**Directions for this task:** Going through the material below, please gather all lines with the word "procno" in them.

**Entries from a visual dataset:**
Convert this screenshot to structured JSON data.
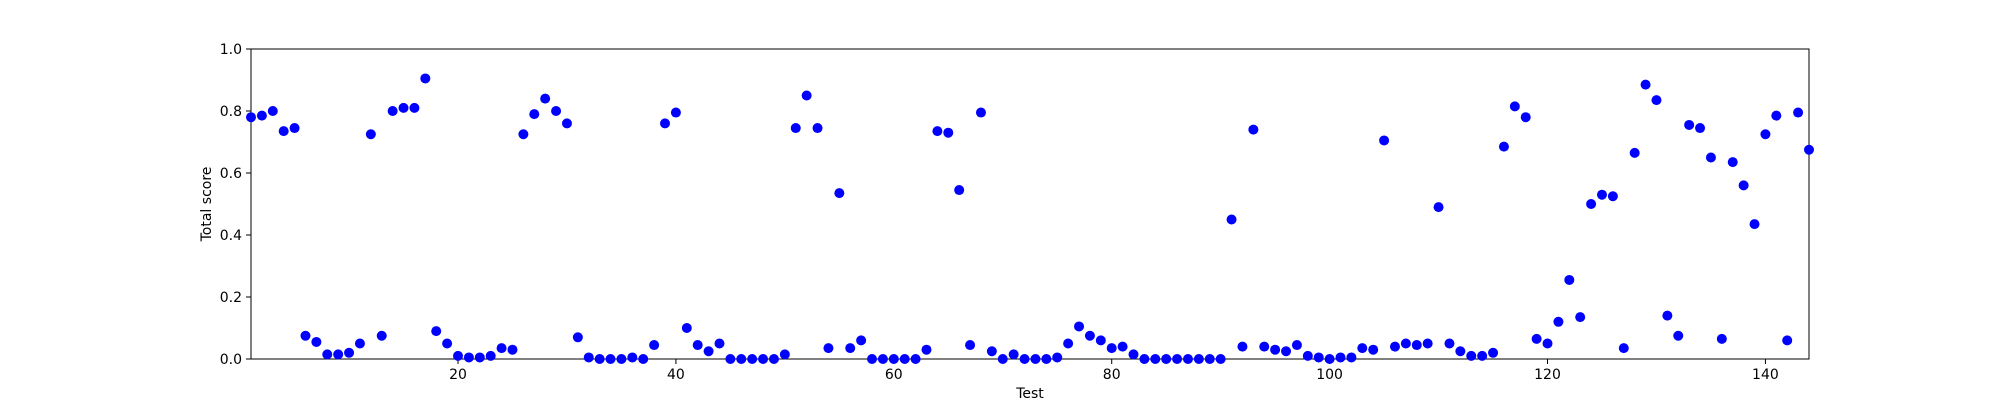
{
  "chart_data": {
    "type": "scatter",
    "xlabel": "Test",
    "ylabel": "Total score",
    "xlim": [
      1,
      144
    ],
    "ylim": [
      0.0,
      1.0
    ],
    "x_ticks": [
      20,
      40,
      60,
      80,
      100,
      120,
      140
    ],
    "y_ticks": [
      0.0,
      0.2,
      0.4,
      0.6,
      0.8,
      1.0
    ],
    "x_tick_labels": [
      "20",
      "40",
      "60",
      "80",
      "100",
      "120",
      "140"
    ],
    "y_tick_labels": [
      "0.0",
      "0.2",
      "0.4",
      "0.6",
      "0.8",
      "1.0"
    ],
    "grid": false,
    "marker_color": "#0000ff",
    "x": [
      1,
      2,
      3,
      4,
      5,
      6,
      7,
      8,
      9,
      10,
      11,
      12,
      13,
      14,
      15,
      16,
      17,
      18,
      19,
      20,
      21,
      22,
      23,
      24,
      25,
      26,
      27,
      28,
      29,
      30,
      31,
      32,
      33,
      34,
      35,
      36,
      37,
      38,
      39,
      40,
      41,
      42,
      43,
      44,
      45,
      46,
      47,
      48,
      49,
      50,
      51,
      52,
      53,
      54,
      55,
      56,
      57,
      58,
      59,
      60,
      61,
      62,
      63,
      64,
      65,
      66,
      67,
      68,
      69,
      70,
      71,
      72,
      73,
      74,
      75,
      76,
      77,
      78,
      79,
      80,
      81,
      82,
      83,
      84,
      85,
      86,
      87,
      88,
      89,
      90,
      91,
      92,
      93,
      94,
      95,
      96,
      97,
      98,
      99,
      100,
      101,
      102,
      103,
      104,
      105,
      106,
      107,
      108,
      109,
      110,
      111,
      112,
      113,
      114,
      115,
      116,
      117,
      118,
      119,
      120,
      121,
      122,
      123,
      124,
      125,
      126,
      127,
      128,
      129,
      130,
      131,
      132,
      133,
      134,
      135,
      136,
      137,
      138,
      139,
      140,
      141,
      142,
      143,
      144
    ],
    "y": [
      0.78,
      0.785,
      0.8,
      0.735,
      0.745,
      0.075,
      0.055,
      0.015,
      0.015,
      0.02,
      0.05,
      0.725,
      0.075,
      0.8,
      0.81,
      0.81,
      0.905,
      0.09,
      0.05,
      0.01,
      0.005,
      0.005,
      0.01,
      0.035,
      0.03,
      0.725,
      0.79,
      0.84,
      0.8,
      0.76,
      0.07,
      0.005,
      0.0,
      0.0,
      0.0,
      0.005,
      0.0,
      0.045,
      0.76,
      0.795,
      0.1,
      0.045,
      0.025,
      0.05,
      0.0,
      0.0,
      0.0,
      0.0,
      0.0,
      0.015,
      0.745,
      0.85,
      0.745,
      0.035,
      0.535,
      0.035,
      0.06,
      0.0,
      0.0,
      0.0,
      0.0,
      0.0,
      0.03,
      0.735,
      0.73,
      0.545,
      0.045,
      0.795,
      0.025,
      0.0,
      0.015,
      0.0,
      0.0,
      0.0,
      0.005,
      0.05,
      0.105,
      0.075,
      0.06,
      0.035,
      0.04,
      0.015,
      0.0,
      0.0,
      0.0,
      0.0,
      0.0,
      0.0,
      0.0,
      0.0,
      0.45,
      0.04,
      0.74,
      0.04,
      0.03,
      0.025,
      0.045,
      0.01,
      0.005,
      0.0,
      0.005,
      0.005,
      0.035,
      0.03,
      0.705,
      0.04,
      0.05,
      0.045,
      0.05,
      0.49,
      0.05,
      0.025,
      0.01,
      0.01,
      0.02,
      0.685,
      0.815,
      0.78,
      0.065,
      0.05,
      0.12,
      0.255,
      0.135,
      0.5,
      0.53,
      0.525,
      0.035,
      0.665,
      0.885,
      0.835,
      0.14,
      0.075,
      0.755,
      0.745,
      0.65,
      0.065,
      0.635,
      0.56,
      0.435,
      0.725,
      0.785,
      0.06,
      0.795,
      0.675
    ]
  }
}
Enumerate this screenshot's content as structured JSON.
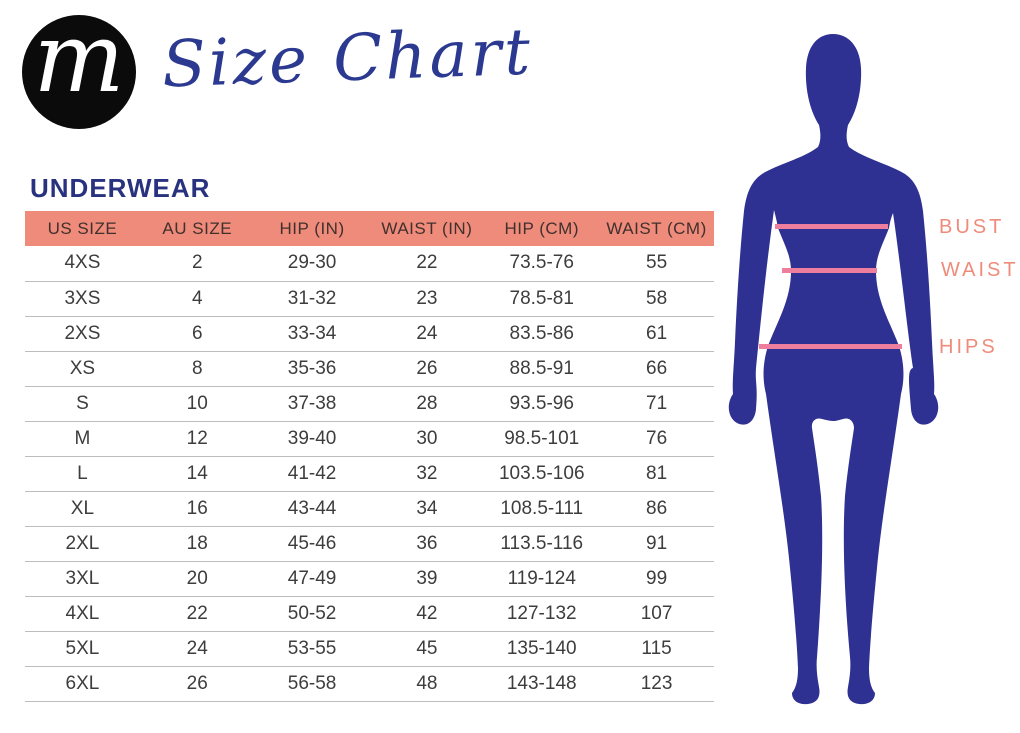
{
  "brand": {
    "logo_letter": "m"
  },
  "title": "Size Chart",
  "section_title": "UNDERWEAR",
  "table": {
    "headers": [
      "US SIZE",
      "AU SIZE",
      "HIP (IN)",
      "WAIST (IN)",
      "HIP (CM)",
      "WAIST (CM)"
    ],
    "rows": [
      [
        "4XS",
        "2",
        "29-30",
        "22",
        "73.5-76",
        "55"
      ],
      [
        "3XS",
        "4",
        "31-32",
        "23",
        "78.5-81",
        "58"
      ],
      [
        "2XS",
        "6",
        "33-34",
        "24",
        "83.5-86",
        "61"
      ],
      [
        "XS",
        "8",
        "35-36",
        "26",
        "88.5-91",
        "66"
      ],
      [
        "S",
        "10",
        "37-38",
        "28",
        "93.5-96",
        "71"
      ],
      [
        "M",
        "12",
        "39-40",
        "30",
        "98.5-101",
        "76"
      ],
      [
        "L",
        "14",
        "41-42",
        "32",
        "103.5-106",
        "81"
      ],
      [
        "XL",
        "16",
        "43-44",
        "34",
        "108.5-111",
        "86"
      ],
      [
        "2XL",
        "18",
        "45-46",
        "36",
        "113.5-116",
        "91"
      ],
      [
        "3XL",
        "20",
        "47-49",
        "39",
        "119-124",
        "99"
      ],
      [
        "4XL",
        "22",
        "50-52",
        "42",
        "127-132",
        "107"
      ],
      [
        "5XL",
        "24",
        "53-55",
        "45",
        "135-140",
        "115"
      ],
      [
        "6XL",
        "26",
        "56-58",
        "48",
        "143-148",
        "123"
      ]
    ]
  },
  "figure": {
    "labels": {
      "bust": "BUST",
      "waist": "WAIST",
      "hips": "HIPS"
    }
  },
  "colors": {
    "title_navy": "#2B3990",
    "section_navy": "#28327E",
    "header_salmon": "#EF8B7B",
    "header_text": "#40302C",
    "cell_text": "#3D3D3D",
    "divider_gray": "#BDBDBD",
    "figure_blue": "#2E3192",
    "measure_line_pink": "#EE7E9E",
    "label_salmon": "#EF8B7B",
    "logo_black": "#0B0B0B"
  }
}
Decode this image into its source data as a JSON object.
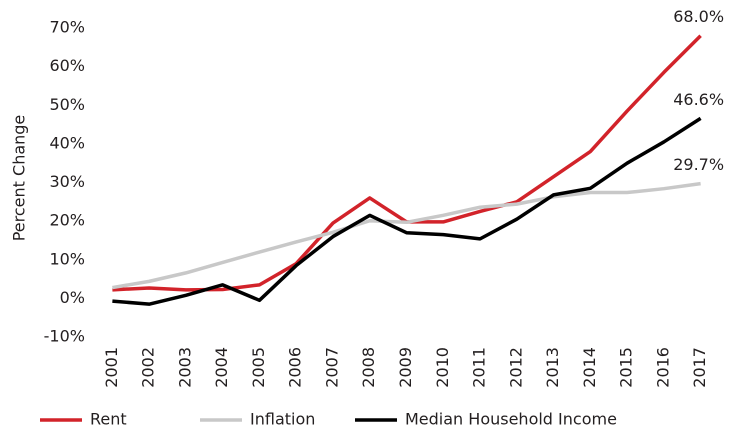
{
  "chart_data": {
    "type": "line",
    "y_label": "Percent Change",
    "categories": [
      "2001",
      "2002",
      "2003",
      "2004",
      "2005",
      "2006",
      "2007",
      "2008",
      "2009",
      "2010",
      "2011",
      "2012",
      "2013",
      "2014",
      "2015",
      "2016",
      "2017"
    ],
    "series": [
      {
        "name": "Rent",
        "color": "#d2232a",
        "values": [
          2.2,
          2.7,
          2.2,
          2.3,
          3.5,
          9,
          19.5,
          26,
          19.8,
          19.8,
          22.5,
          25,
          31.5,
          38,
          48.5,
          58.5,
          68.0
        ],
        "value_labels": [
          null,
          null,
          null,
          null,
          null,
          null,
          null,
          null,
          null,
          null,
          null,
          null,
          null,
          null,
          null,
          null,
          "68.0%"
        ]
      },
      {
        "name": "Inflation",
        "color": "#c8c8c8",
        "values": [
          2.8,
          4.4,
          6.6,
          9.3,
          12.0,
          14.6,
          17.1,
          20.1,
          19.7,
          21.5,
          23.6,
          24.4,
          26.3,
          27.4,
          27.4,
          28.4,
          29.7
        ],
        "value_labels": [
          null,
          null,
          null,
          null,
          null,
          null,
          null,
          null,
          null,
          null,
          null,
          null,
          null,
          null,
          null,
          null,
          "29.7%"
        ]
      },
      {
        "name": "Median Household Income",
        "color": "#000000",
        "values": [
          -0.7,
          -1.5,
          0.8,
          3.5,
          -0.5,
          8.5,
          16,
          21.5,
          17,
          16.5,
          15.4,
          20.5,
          26.8,
          28.5,
          35,
          40.5,
          46.6
        ],
        "value_labels": [
          null,
          null,
          null,
          null,
          null,
          null,
          null,
          null,
          null,
          null,
          null,
          null,
          null,
          null,
          null,
          null,
          "46.6%"
        ]
      }
    ],
    "ylim": [
      -10,
      70
    ],
    "yticks": [
      {
        "value": -10,
        "label": "-10%"
      },
      {
        "value": 0,
        "label": "0%"
      },
      {
        "value": 10,
        "label": "10%"
      },
      {
        "value": 20,
        "label": "20%"
      },
      {
        "value": 30,
        "label": "30%"
      },
      {
        "value": 40,
        "label": "40%"
      },
      {
        "value": 50,
        "label": "50%"
      },
      {
        "value": 60,
        "label": "60%"
      },
      {
        "value": 70,
        "label": "70%"
      }
    ],
    "grid": false,
    "legend": "bottom"
  }
}
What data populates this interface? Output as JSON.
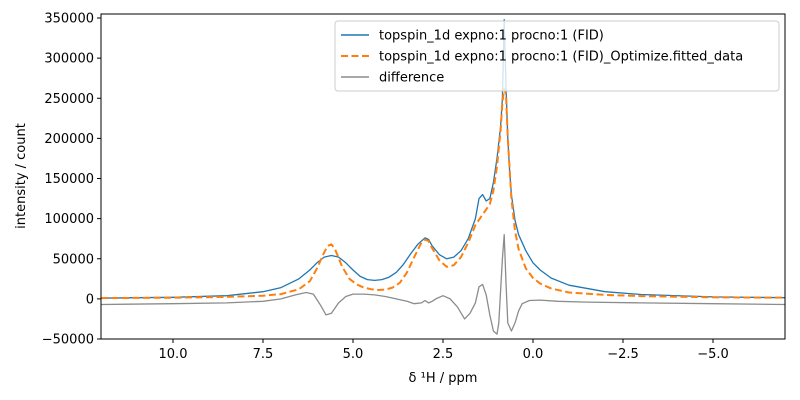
{
  "chart_data": {
    "type": "line",
    "title": "",
    "xlabel": "δ ¹H / ppm",
    "ylabel": "intensity / count",
    "xlim": [
      12.0,
      -7.0
    ],
    "ylim": [
      -50000,
      355000
    ],
    "x_reversed": true,
    "x_ticks": [
      10.0,
      7.5,
      5.0,
      2.5,
      0.0,
      -2.5,
      -5.0
    ],
    "x_tick_labels": [
      "10.0",
      "7.5",
      "5.0",
      "2.5",
      "0.0",
      "−2.5",
      "−5.0"
    ],
    "y_ticks": [
      -50000,
      0,
      50000,
      100000,
      150000,
      200000,
      250000,
      300000,
      350000
    ],
    "y_tick_labels": [
      "−50000",
      "0",
      "50000",
      "100000",
      "150000",
      "200000",
      "250000",
      "300000",
      "350000"
    ],
    "grid": false,
    "legend_position": "top-right",
    "series": [
      {
        "name": "topspin_1d expno:1 procno:1 (FID)",
        "color": "#1f77b4",
        "style": "solid",
        "x": [
          12.0,
          10.0,
          8.5,
          7.5,
          7.0,
          6.5,
          6.2,
          6.0,
          5.8,
          5.6,
          5.4,
          5.2,
          5.0,
          4.8,
          4.6,
          4.4,
          4.2,
          4.0,
          3.8,
          3.6,
          3.4,
          3.2,
          3.0,
          2.9,
          2.8,
          2.6,
          2.4,
          2.2,
          2.0,
          1.8,
          1.6,
          1.5,
          1.4,
          1.3,
          1.2,
          1.1,
          1.0,
          0.9,
          0.85,
          0.8,
          0.75,
          0.7,
          0.65,
          0.6,
          0.5,
          0.4,
          0.2,
          0.0,
          -0.2,
          -0.5,
          -1.0,
          -2.0,
          -3.0,
          -5.0,
          -7.0
        ],
        "y": [
          1000,
          2000,
          4000,
          9000,
          14000,
          25000,
          36000,
          45000,
          52000,
          54000,
          52000,
          45000,
          36000,
          28000,
          24000,
          23000,
          24000,
          27000,
          33000,
          43000,
          56000,
          68000,
          76000,
          74000,
          66000,
          55000,
          50000,
          52000,
          60000,
          75000,
          100000,
          125000,
          130000,
          122000,
          125000,
          145000,
          175000,
          215000,
          250000,
          348000,
          265000,
          200000,
          160000,
          130000,
          98000,
          80000,
          60000,
          45000,
          36000,
          26000,
          17000,
          9000,
          5500,
          2500,
          1500
        ]
      },
      {
        "name": "topspin_1d expno:1 procno:1 (FID)_Optimize.fitted_data",
        "color": "#ff7f0e",
        "style": "dashed",
        "x": [
          12.0,
          10.0,
          8.5,
          7.5,
          7.0,
          6.5,
          6.2,
          6.0,
          5.8,
          5.7,
          5.6,
          5.5,
          5.3,
          5.1,
          4.9,
          4.7,
          4.5,
          4.3,
          4.1,
          3.9,
          3.7,
          3.5,
          3.3,
          3.1,
          3.0,
          2.9,
          2.8,
          2.6,
          2.4,
          2.2,
          2.0,
          1.8,
          1.6,
          1.4,
          1.2,
          1.1,
          1.0,
          0.9,
          0.85,
          0.8,
          0.75,
          0.7,
          0.6,
          0.5,
          0.4,
          0.2,
          0.0,
          -0.2,
          -0.5,
          -1.0,
          -2.0,
          -3.0,
          -5.0,
          -7.0
        ],
        "y": [
          1000,
          1500,
          2500,
          4000,
          6000,
          12000,
          22000,
          38000,
          58000,
          66000,
          68000,
          62000,
          40000,
          25000,
          18000,
          14000,
          12000,
          11000,
          11500,
          14000,
          20000,
          33000,
          52000,
          70000,
          74000,
          72000,
          63000,
          48000,
          40000,
          42000,
          52000,
          70000,
          92000,
          105000,
          118000,
          135000,
          165000,
          210000,
          245000,
          262000,
          255000,
          200000,
          125000,
          85000,
          62000,
          38000,
          26000,
          19000,
          13000,
          8000,
          5000,
          3500,
          2000,
          1500
        ]
      },
      {
        "name": "difference",
        "color": "#8c8c8c",
        "style": "solid",
        "x": [
          12.0,
          10.0,
          8.5,
          7.5,
          7.0,
          6.6,
          6.3,
          6.1,
          5.9,
          5.75,
          5.6,
          5.4,
          5.2,
          5.0,
          4.7,
          4.4,
          4.1,
          3.8,
          3.5,
          3.3,
          3.1,
          3.0,
          2.9,
          2.8,
          2.7,
          2.5,
          2.3,
          2.1,
          1.9,
          1.75,
          1.6,
          1.5,
          1.4,
          1.3,
          1.2,
          1.1,
          1.0,
          0.95,
          0.9,
          0.85,
          0.8,
          0.75,
          0.7,
          0.6,
          0.5,
          0.4,
          0.3,
          0.1,
          -0.2,
          -0.7,
          -1.5,
          -3.0,
          -5.0,
          -7.0
        ],
        "y": [
          -7000,
          -6000,
          -5000,
          -3000,
          0,
          5000,
          8000,
          6000,
          -8000,
          -20000,
          -18000,
          -5000,
          3000,
          6000,
          6000,
          5000,
          3000,
          0,
          -3000,
          -6000,
          -5000,
          -2000,
          -5000,
          -3000,
          0,
          4000,
          0,
          -10000,
          -25000,
          -18000,
          -5000,
          15000,
          18000,
          5000,
          -20000,
          -40000,
          -44000,
          -30000,
          10000,
          50000,
          80000,
          20000,
          -30000,
          -40000,
          -30000,
          -15000,
          -6000,
          -2000,
          -1500,
          -3000,
          -4000,
          -5000,
          -6000,
          -7000
        ]
      }
    ]
  }
}
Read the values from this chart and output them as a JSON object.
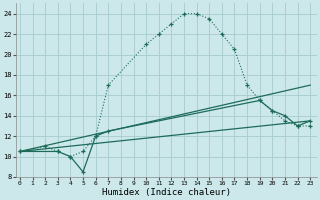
{
  "bg_color": "#cce8ea",
  "grid_color": "#aacfd2",
  "line_color": "#1e6b5a",
  "curve1_x": [
    0,
    2,
    3,
    4,
    5,
    6,
    7,
    10,
    11,
    12,
    13,
    14,
    15,
    16,
    17,
    18,
    19,
    20,
    21,
    22,
    23
  ],
  "curve1_y": [
    10.5,
    11.0,
    10.5,
    10.0,
    10.5,
    12.0,
    17.0,
    21.0,
    22.0,
    23.0,
    24.0,
    24.0,
    23.5,
    22.0,
    20.5,
    17.0,
    15.5,
    14.5,
    13.5,
    13.0,
    13.0
  ],
  "curve2_x": [
    0,
    3,
    4,
    5,
    6,
    7,
    19,
    20,
    21,
    22,
    23
  ],
  "curve2_y": [
    10.5,
    10.5,
    10.0,
    8.5,
    12.0,
    12.5,
    15.5,
    14.5,
    14.0,
    13.0,
    13.5
  ],
  "curve3_x": [
    0,
    23
  ],
  "curve3_y": [
    10.5,
    13.5
  ],
  "curve4_x": [
    0,
    23
  ],
  "curve4_y": [
    10.5,
    17.0
  ],
  "xlabel": "Humidex (Indice chaleur)",
  "xlim": [
    -0.3,
    23.5
  ],
  "ylim": [
    8,
    25
  ],
  "xticks": [
    0,
    1,
    2,
    3,
    4,
    5,
    6,
    7,
    8,
    9,
    10,
    11,
    12,
    13,
    14,
    15,
    16,
    17,
    18,
    19,
    20,
    21,
    22,
    23
  ],
  "xtick_labels": [
    "0",
    "1",
    "2",
    "3",
    "4",
    "5",
    "6",
    "7",
    "8",
    "9",
    "10",
    "11",
    "12",
    "13",
    "14",
    "15",
    "16",
    "17",
    "18",
    "19",
    "20",
    "21",
    "22",
    "23"
  ],
  "yticks": [
    8,
    10,
    12,
    14,
    16,
    18,
    20,
    22,
    24
  ],
  "ytick_labels": [
    "8",
    "10",
    "12",
    "14",
    "16",
    "18",
    "20",
    "22",
    "24"
  ]
}
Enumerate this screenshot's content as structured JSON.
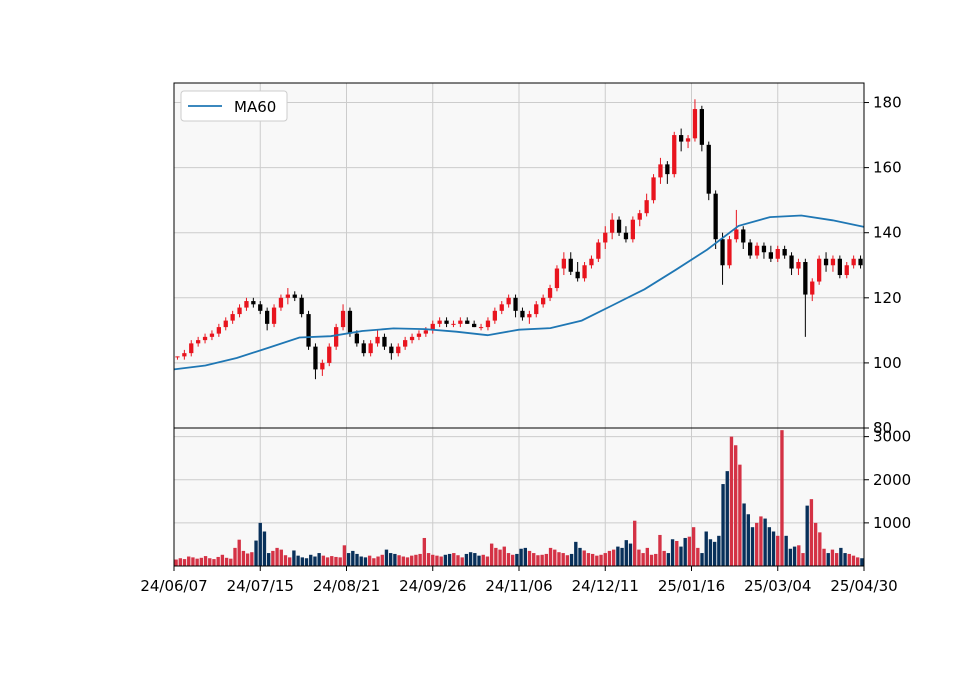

**Solution for this problem:**
        "name": "topspin_1d expno:1 procno:1 (FID)",
        "name": "topspin_1d expno:1 procno:1 (FID)_Optimize.fitted_data",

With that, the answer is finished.